Written exercise:
Find the string "Ansar" and gather every line that holds it.

Source material:
========

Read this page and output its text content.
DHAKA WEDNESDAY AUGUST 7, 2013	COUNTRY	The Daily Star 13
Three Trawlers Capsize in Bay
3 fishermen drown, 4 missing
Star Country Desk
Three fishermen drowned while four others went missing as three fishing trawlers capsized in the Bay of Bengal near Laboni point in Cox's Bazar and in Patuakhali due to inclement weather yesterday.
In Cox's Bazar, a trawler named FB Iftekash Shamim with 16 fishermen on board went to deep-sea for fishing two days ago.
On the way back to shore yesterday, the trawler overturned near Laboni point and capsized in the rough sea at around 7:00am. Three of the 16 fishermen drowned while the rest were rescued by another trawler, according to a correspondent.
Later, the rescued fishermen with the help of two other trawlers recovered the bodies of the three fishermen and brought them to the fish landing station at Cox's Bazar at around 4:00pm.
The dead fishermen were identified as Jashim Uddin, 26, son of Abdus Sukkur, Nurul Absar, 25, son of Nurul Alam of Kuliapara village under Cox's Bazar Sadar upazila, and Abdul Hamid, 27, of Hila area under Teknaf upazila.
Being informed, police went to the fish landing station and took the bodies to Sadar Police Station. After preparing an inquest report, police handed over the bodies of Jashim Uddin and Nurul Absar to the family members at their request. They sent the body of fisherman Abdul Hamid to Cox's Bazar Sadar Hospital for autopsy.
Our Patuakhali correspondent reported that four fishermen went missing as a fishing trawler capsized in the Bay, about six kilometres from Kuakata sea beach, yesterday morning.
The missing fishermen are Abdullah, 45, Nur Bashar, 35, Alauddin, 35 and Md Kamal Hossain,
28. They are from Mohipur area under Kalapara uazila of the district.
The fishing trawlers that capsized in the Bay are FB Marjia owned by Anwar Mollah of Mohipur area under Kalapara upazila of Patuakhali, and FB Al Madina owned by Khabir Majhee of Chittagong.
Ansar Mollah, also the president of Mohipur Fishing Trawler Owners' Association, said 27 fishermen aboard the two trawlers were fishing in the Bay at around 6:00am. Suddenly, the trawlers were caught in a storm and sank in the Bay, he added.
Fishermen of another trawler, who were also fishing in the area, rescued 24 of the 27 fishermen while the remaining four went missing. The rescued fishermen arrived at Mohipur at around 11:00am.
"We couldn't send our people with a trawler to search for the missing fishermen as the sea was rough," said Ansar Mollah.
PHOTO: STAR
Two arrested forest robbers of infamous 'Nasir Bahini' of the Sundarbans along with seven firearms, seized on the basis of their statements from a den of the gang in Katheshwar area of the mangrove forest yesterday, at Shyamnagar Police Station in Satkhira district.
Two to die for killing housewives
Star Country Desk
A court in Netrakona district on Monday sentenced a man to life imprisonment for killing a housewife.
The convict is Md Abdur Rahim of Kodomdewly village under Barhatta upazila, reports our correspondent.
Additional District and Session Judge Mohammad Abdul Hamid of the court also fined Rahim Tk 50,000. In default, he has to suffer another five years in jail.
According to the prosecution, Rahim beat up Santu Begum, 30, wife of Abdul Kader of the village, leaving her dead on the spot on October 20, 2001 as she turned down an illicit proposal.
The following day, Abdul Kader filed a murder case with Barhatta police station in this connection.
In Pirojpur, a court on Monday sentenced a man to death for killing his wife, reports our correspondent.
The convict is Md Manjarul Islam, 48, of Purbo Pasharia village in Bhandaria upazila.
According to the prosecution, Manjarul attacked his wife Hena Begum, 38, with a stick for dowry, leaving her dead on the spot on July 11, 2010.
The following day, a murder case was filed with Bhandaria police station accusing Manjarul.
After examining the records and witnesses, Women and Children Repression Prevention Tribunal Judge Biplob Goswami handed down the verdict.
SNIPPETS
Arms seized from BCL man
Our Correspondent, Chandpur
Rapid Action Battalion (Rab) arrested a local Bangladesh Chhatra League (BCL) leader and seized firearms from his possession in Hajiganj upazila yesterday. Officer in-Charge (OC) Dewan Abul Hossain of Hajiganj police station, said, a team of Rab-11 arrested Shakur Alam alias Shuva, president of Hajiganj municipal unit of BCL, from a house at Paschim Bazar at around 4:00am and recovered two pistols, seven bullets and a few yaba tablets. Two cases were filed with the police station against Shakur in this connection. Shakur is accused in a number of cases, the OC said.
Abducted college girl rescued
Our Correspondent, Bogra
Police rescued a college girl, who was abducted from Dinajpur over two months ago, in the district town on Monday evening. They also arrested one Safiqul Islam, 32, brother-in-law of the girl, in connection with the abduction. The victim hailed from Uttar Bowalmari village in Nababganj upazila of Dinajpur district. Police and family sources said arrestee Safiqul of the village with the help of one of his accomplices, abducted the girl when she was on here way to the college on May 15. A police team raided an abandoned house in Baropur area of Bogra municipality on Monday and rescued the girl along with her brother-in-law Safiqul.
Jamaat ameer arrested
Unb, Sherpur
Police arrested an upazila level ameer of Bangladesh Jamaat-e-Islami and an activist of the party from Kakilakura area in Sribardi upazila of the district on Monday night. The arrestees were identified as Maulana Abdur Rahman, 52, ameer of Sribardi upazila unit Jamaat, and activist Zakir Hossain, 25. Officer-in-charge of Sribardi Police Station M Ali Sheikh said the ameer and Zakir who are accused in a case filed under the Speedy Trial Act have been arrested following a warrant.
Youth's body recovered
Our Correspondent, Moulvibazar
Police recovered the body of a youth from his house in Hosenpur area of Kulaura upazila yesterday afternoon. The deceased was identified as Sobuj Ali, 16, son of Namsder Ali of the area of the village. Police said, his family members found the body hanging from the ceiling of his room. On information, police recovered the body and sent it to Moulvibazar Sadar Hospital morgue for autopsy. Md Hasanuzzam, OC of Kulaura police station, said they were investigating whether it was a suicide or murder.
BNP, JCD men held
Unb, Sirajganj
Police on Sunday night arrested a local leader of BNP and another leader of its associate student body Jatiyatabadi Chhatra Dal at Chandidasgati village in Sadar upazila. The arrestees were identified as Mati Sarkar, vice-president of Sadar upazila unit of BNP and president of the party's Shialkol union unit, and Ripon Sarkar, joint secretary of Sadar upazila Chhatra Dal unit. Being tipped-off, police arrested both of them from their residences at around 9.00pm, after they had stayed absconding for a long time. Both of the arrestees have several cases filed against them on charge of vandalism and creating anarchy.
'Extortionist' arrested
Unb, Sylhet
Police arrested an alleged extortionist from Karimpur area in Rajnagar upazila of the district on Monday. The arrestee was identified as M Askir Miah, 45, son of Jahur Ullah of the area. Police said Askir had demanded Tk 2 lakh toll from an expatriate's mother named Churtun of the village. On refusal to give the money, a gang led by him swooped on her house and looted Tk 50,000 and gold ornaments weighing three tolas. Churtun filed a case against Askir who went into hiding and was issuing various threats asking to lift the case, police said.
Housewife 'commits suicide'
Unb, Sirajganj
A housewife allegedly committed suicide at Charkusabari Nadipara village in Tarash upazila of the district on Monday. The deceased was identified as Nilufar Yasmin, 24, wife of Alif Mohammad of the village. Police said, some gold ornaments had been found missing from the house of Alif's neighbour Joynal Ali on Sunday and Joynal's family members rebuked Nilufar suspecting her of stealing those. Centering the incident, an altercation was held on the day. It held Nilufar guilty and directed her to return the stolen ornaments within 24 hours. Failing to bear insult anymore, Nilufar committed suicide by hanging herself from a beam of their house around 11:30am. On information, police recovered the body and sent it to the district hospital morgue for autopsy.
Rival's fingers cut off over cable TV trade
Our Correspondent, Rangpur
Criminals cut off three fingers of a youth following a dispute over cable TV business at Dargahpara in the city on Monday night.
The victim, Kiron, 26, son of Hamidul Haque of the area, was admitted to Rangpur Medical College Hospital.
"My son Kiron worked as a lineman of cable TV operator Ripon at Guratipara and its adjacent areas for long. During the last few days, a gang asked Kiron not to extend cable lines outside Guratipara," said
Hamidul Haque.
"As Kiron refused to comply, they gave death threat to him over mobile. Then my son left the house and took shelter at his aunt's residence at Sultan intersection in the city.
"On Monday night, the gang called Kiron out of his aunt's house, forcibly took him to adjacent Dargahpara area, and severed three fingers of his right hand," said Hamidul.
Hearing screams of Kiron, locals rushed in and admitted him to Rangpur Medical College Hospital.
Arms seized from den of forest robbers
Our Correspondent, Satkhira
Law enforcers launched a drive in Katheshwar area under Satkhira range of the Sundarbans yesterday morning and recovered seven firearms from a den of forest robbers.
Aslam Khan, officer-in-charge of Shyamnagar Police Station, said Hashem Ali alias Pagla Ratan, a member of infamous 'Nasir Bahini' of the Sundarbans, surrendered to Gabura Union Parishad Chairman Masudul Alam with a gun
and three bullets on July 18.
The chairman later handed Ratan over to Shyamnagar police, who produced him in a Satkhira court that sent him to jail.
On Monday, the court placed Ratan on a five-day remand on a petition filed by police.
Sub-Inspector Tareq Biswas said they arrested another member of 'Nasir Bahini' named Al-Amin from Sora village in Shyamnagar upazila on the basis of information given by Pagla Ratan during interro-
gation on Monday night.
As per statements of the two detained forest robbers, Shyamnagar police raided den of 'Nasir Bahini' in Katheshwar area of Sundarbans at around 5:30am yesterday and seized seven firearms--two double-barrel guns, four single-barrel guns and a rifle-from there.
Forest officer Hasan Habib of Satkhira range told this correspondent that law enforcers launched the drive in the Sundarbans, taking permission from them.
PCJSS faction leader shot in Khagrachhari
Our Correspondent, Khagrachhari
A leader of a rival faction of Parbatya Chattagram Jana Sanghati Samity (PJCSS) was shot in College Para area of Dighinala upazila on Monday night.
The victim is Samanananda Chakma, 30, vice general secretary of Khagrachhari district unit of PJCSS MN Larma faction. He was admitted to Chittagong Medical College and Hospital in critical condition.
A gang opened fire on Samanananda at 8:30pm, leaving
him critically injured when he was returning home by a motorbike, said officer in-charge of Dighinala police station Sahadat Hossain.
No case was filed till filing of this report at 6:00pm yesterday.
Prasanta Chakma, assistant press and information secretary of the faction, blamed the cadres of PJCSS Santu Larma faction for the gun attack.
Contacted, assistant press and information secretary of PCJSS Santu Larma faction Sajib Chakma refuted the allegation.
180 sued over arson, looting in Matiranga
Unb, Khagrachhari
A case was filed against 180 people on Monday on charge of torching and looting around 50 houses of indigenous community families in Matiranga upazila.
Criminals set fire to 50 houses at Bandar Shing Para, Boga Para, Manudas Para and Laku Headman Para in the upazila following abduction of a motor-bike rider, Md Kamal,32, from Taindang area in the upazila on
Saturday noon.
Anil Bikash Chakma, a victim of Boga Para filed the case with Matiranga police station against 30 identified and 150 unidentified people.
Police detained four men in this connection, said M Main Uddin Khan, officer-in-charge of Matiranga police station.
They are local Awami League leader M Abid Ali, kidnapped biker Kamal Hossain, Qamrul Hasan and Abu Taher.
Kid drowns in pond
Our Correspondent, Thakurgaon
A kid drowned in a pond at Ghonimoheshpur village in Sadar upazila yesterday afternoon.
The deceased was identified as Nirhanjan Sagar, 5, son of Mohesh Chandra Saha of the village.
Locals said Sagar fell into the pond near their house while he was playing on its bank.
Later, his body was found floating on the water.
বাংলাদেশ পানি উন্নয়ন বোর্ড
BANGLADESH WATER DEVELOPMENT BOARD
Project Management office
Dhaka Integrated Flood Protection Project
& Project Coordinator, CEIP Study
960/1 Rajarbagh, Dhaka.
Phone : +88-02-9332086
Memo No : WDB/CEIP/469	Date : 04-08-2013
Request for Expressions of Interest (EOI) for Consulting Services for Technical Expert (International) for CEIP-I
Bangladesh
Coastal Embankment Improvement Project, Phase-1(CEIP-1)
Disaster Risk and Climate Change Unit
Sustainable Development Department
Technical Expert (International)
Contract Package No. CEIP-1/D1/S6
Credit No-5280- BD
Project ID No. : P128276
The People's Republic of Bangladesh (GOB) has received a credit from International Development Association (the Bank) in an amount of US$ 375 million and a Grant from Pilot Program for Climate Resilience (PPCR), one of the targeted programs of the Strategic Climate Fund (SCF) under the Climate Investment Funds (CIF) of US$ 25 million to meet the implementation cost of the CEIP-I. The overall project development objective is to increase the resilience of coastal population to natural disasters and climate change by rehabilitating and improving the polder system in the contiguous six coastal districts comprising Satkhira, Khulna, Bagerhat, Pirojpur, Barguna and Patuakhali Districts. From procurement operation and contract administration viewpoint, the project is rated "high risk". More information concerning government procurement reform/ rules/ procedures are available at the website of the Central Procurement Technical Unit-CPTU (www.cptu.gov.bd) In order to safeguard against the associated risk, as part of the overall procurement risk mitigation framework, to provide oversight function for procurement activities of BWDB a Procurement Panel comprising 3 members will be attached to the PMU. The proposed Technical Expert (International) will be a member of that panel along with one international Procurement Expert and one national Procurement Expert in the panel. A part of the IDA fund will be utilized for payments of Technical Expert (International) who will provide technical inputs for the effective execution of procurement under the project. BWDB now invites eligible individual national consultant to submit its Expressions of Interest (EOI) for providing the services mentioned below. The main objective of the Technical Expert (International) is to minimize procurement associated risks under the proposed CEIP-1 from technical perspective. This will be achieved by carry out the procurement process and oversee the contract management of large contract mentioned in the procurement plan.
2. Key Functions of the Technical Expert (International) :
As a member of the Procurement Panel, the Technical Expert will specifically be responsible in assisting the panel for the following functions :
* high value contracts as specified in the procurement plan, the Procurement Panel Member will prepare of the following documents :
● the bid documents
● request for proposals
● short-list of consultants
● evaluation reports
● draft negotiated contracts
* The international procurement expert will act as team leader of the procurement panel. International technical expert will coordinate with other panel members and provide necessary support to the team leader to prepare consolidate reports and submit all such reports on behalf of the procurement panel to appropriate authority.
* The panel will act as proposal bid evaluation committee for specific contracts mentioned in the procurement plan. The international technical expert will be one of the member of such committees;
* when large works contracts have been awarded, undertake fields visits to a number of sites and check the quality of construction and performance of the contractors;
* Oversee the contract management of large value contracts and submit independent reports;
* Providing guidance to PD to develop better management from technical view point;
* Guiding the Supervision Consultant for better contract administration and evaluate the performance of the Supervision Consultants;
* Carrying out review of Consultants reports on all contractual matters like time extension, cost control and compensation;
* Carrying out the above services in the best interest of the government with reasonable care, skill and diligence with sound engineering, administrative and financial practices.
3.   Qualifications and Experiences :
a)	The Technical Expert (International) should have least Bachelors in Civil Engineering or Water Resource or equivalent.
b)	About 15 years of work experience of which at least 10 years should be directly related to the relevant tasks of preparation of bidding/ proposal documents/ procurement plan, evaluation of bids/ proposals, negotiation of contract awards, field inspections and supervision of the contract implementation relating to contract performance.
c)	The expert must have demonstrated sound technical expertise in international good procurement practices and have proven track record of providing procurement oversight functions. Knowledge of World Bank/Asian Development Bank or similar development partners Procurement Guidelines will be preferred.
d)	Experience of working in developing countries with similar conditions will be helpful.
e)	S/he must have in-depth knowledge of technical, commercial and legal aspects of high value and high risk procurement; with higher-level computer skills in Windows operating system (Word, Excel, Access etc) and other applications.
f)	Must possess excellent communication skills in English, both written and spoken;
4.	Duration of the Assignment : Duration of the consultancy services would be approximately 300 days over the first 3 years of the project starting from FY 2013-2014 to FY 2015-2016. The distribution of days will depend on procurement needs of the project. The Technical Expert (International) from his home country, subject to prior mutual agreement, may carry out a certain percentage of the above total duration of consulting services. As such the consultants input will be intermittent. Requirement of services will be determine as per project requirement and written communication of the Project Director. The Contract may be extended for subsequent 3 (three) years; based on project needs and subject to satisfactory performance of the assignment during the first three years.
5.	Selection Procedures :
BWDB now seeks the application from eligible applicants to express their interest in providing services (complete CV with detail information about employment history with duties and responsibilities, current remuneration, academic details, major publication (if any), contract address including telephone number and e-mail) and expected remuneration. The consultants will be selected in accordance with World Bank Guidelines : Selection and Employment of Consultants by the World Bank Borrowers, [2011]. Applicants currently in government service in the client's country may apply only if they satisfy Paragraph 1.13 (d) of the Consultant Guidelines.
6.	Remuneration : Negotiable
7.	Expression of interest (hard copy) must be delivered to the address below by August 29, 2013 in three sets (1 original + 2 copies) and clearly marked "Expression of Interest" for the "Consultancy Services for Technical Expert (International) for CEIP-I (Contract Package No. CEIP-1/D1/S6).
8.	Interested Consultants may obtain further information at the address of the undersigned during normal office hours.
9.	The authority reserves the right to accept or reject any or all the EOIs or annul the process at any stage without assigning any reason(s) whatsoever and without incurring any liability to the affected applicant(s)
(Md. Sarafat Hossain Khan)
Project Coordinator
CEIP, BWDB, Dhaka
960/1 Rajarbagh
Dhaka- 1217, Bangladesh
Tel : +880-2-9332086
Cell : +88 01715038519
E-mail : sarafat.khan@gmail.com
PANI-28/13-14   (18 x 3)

========

Full output:
Ansar Mollah, also the president of Mohipur Fishing Trawler Owners' Association, said 27 fishermen aboard the two trawlers were fishing in the Bay at around 6:00am. Suddenly, the trawlers were caught in a storm and sank in the Bay, he added.
"We couldn't send our people with a trawler to search for the missing fishermen as the sea was rough," said Ansar Mollah.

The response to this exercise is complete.